** Task **
What follows is a block of records; restate each one word for word.
--------------------------------
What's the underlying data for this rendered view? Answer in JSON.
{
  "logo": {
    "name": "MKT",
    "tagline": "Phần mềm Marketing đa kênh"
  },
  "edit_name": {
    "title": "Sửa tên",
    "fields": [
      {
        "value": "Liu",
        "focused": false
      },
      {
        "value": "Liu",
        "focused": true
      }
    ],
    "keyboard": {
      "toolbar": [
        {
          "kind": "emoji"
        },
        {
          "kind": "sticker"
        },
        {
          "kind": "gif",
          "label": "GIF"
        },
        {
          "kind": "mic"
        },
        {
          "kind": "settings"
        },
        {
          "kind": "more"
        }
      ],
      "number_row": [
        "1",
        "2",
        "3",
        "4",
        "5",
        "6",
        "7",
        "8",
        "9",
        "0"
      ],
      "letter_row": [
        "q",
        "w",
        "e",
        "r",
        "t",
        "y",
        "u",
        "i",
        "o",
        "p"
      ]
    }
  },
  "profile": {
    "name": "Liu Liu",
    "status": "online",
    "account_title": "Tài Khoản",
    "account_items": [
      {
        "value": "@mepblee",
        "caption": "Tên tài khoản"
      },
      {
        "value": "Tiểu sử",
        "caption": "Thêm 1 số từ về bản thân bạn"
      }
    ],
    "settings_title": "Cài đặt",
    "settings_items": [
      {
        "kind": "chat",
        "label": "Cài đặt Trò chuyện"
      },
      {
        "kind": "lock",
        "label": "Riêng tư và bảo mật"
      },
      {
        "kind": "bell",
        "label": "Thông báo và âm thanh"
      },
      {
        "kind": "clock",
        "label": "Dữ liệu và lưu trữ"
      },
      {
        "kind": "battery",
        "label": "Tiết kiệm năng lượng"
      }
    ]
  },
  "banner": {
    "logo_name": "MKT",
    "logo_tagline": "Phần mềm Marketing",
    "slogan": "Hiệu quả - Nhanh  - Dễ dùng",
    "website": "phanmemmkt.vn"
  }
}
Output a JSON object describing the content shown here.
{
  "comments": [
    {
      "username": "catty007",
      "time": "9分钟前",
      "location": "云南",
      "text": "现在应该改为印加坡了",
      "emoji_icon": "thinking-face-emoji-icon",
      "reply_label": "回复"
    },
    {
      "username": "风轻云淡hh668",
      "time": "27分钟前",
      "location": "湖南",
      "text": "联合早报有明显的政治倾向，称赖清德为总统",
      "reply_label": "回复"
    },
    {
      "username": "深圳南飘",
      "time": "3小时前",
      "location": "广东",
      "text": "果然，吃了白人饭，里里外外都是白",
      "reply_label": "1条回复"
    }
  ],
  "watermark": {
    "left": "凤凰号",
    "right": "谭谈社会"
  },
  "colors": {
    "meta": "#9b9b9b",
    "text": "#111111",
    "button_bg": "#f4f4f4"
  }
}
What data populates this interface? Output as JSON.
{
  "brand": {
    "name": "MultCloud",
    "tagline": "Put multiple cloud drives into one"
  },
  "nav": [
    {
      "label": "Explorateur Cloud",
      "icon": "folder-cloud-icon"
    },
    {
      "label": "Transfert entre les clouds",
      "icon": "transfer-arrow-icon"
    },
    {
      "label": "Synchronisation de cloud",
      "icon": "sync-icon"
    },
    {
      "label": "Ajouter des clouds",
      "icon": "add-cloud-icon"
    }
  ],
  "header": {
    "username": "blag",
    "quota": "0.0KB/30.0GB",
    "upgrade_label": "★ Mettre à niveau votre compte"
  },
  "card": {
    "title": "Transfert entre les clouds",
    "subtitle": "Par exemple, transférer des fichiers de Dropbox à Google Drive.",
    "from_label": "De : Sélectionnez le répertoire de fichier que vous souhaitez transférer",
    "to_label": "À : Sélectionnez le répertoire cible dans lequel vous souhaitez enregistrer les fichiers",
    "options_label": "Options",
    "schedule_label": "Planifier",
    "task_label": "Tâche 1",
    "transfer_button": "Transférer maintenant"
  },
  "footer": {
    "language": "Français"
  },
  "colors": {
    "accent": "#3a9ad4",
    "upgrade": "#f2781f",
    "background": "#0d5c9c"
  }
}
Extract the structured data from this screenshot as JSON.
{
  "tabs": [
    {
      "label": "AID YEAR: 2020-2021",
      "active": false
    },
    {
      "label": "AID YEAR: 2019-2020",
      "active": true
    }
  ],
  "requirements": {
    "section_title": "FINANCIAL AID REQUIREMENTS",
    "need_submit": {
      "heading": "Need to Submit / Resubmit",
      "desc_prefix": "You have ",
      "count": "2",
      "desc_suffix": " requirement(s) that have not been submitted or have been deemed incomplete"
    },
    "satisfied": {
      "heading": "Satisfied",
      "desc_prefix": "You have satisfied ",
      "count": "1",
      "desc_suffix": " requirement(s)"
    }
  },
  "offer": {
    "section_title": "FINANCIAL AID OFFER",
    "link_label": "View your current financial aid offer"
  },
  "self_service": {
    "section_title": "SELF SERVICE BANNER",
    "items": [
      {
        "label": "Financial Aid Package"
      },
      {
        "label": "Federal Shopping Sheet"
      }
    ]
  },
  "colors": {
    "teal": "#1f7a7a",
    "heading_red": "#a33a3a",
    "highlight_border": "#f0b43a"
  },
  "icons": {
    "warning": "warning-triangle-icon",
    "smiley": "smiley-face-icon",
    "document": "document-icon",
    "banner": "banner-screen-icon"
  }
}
--------------------------------
** Exercise solution **
What's the underlying data for this rendered view? Answer in JSON.
{
  "logo": {
    "name": "MKT",
    "tagline": "Phần mềm Marketing đa kênh"
  },
  "edit_name": {
    "title": "Sửa tên",
    "fields": [
      {
        "value": "Liu",
        "focused": false
      },
      {
        "value": "Liu",
        "focused": true
      }
    ],
    "keyboard": {
      "toolbar": [
        {
          "kind": "emoji"
        },
        {
          "kind": "sticker"
        },
        {
          "kind": "gif",
          "label": "GIF"
        },
        {
          "kind": "mic"
        },
        {
          "kind": "settings"
        },
        {
          "kind": "more"
        }
      ],
      "number_row": [
        "1",
        "2",
        "3",
        "4",
        "5",
        "6",
        "7",
        "8",
        "9",
        "0"
      ],
      "letter_row": [
        "q",
        "w",
        "e",
        "r",
        "t",
        "y",
        "u",
        "i",
        "o",
        "p"
      ]
    }
  },
  "profile": {
    "name": "Liu Liu",
    "status": "online",
    "account_title": "Tài Khoản",
    "account_items": [
      {
        "value": "@mepblee",
        "caption": "Tên tài khoản"
      },
      {
        "value": "Tiểu sử",
        "caption": "Thêm 1 số từ về bản thân bạn"
      }
    ],
    "settings_title": "Cài đặt",
    "settings_items": [
      {
        "kind": "chat",
        "label": "Cài đặt Trò chuyện"
      },
      {
        "kind": "lock",
        "label": "Riêng tư và bảo mật"
      },
      {
        "kind": "bell",
        "label": "Thông báo và âm thanh"
      },
      {
        "kind": "clock",
        "label": "Dữ liệu và lưu trữ"
      },
      {
        "kind": "battery",
        "label": "Tiết kiệm năng lượng"
      }
    ]
  },
  "banner": {
    "logo_name": "MKT",
    "logo_tagline": "Phần mềm Marketing",
    "slogan": "Hiệu quả - Nhanh  - Dễ dùng",
    "website": "phanmemmkt.vn"
  }
}
Output a JSON object describing the content shown here.
{
  "comments": [
    {
      "username": "catty007",
      "time": "9分钟前",
      "location": "云南",
      "text": "现在应该改为印加坡了",
      "emoji_icon": "thinking-face-emoji-icon",
      "reply_label": "回复"
    },
    {
      "username": "风轻云淡hh668",
      "time": "27分钟前",
      "location": "湖南",
      "text": "联合早报有明显的政治倾向，称赖清德为总统",
      "reply_label": "回复"
    },
    {
      "username": "深圳南飘",
      "time": "3小时前",
      "location": "广东",
      "text": "果然，吃了白人饭，里里外外都是白",
      "reply_label": "1条回复"
    }
  ],
  "watermark": {
    "left": "凤凰号",
    "right": "谭谈社会"
  },
  "colors": {
    "meta": "#9b9b9b",
    "text": "#111111",
    "button_bg": "#f4f4f4"
  }
}
What data populates this interface? Output as JSON.
{
  "brand": {
    "name": "MultCloud",
    "tagline": "Put multiple cloud drives into one"
  },
  "nav": [
    {
      "label": "Explorateur Cloud",
      "icon": "folder-cloud-icon"
    },
    {
      "label": "Transfert entre les clouds",
      "icon": "transfer-arrow-icon"
    },
    {
      "label": "Synchronisation de cloud",
      "icon": "sync-icon"
    },
    {
      "label": "Ajouter des clouds",
      "icon": "add-cloud-icon"
    }
  ],
  "header": {
    "username": "blag",
    "quota": "0.0KB/30.0GB",
    "upgrade_label": "★ Mettre à niveau votre compte"
  },
  "card": {
    "title": "Transfert entre les clouds",
    "subtitle": "Par exemple, transférer des fichiers de Dropbox à Google Drive.",
    "from_label": "De : Sélectionnez le répertoire de fichier que vous souhaitez transférer",
    "to_label": "À : Sélectionnez le répertoire cible dans lequel vous souhaitez enregistrer les fichiers",
    "options_label": "Options",
    "schedule_label": "Planifier",
    "task_label": "Tâche 1",
    "transfer_button": "Transférer maintenant"
  },
  "footer": {
    "language": "Français"
  },
  "colors": {
    "accent": "#3a9ad4",
    "upgrade": "#f2781f",
    "background": "#0d5c9c"
  }
}
Extract the structured data from this screenshot as JSON.
{
  "tabs": [
    {
      "label": "AID YEAR: 2020-2021",
      "active": false
    },
    {
      "label": "AID YEAR: 2019-2020",
      "active": true
    }
  ],
  "requirements": {
    "section_title": "FINANCIAL AID REQUIREMENTS",
    "need_submit": {
      "heading": "Need to Submit / Resubmit",
      "desc_prefix": "You have ",
      "count": "2",
      "desc_suffix": " requirement(s) that have not been submitted or have been deemed incomplete"
    },
    "satisfied": {
      "heading": "Satisfied",
      "desc_prefix": "You have satisfied ",
      "count": "1",
      "desc_suffix": " requirement(s)"
    }
  },
  "offer": {
    "section_title": "FINANCIAL AID OFFER",
    "link_label": "View your current financial aid offer"
  },
  "self_service": {
    "section_title": "SELF SERVICE BANNER",
    "items": [
      {
        "label": "Financial Aid Package"
      },
      {
        "label": "Federal Shopping Sheet"
      }
    ]
  },
  "colors": {
    "teal": "#1f7a7a",
    "heading_red": "#a33a3a",
    "highlight_border": "#f0b43a"
  },
  "icons": {
    "warning": "warning-triangle-icon",
    "smiley": "smiley-face-icon",
    "document": "document-icon",
    "banner": "banner-screen-icon"
  }
}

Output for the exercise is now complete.